DIRECTIVE: Return the number of lines in which the word "serviço" appears; add nothing else.

RECORD EXCERPTS:
* * * * *

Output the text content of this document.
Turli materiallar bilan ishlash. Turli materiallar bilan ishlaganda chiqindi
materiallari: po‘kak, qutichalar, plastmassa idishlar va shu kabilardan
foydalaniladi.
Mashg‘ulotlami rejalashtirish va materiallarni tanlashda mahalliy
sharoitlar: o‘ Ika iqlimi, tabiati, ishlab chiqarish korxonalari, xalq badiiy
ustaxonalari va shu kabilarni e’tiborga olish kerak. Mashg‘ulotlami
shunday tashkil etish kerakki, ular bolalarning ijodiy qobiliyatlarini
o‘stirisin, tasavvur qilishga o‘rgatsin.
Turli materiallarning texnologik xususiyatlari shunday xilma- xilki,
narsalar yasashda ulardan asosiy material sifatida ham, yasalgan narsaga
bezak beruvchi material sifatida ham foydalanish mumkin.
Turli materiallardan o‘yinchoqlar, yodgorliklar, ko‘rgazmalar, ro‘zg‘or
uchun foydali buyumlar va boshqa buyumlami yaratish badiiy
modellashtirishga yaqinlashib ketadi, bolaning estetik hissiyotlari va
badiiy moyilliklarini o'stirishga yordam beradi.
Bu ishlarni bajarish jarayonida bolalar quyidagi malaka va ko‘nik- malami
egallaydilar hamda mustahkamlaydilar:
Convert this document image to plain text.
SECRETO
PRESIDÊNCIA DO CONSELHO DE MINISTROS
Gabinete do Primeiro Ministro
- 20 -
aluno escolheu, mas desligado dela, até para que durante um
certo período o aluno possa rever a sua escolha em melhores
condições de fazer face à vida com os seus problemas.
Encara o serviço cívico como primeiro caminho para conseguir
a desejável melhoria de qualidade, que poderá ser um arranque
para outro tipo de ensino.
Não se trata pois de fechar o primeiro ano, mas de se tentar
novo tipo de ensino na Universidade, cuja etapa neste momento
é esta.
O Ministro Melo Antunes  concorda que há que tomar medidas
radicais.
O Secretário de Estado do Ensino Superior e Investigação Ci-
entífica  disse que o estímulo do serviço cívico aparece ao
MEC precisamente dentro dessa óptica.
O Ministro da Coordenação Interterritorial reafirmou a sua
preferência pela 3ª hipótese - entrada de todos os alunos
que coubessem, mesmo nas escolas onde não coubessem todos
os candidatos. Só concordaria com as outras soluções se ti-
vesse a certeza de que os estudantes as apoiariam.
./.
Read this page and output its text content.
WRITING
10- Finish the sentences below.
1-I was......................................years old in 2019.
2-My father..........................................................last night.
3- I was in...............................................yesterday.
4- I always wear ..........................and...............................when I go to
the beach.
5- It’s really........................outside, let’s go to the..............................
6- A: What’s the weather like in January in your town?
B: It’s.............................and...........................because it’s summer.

* * * * *

TASK ANSWER: 2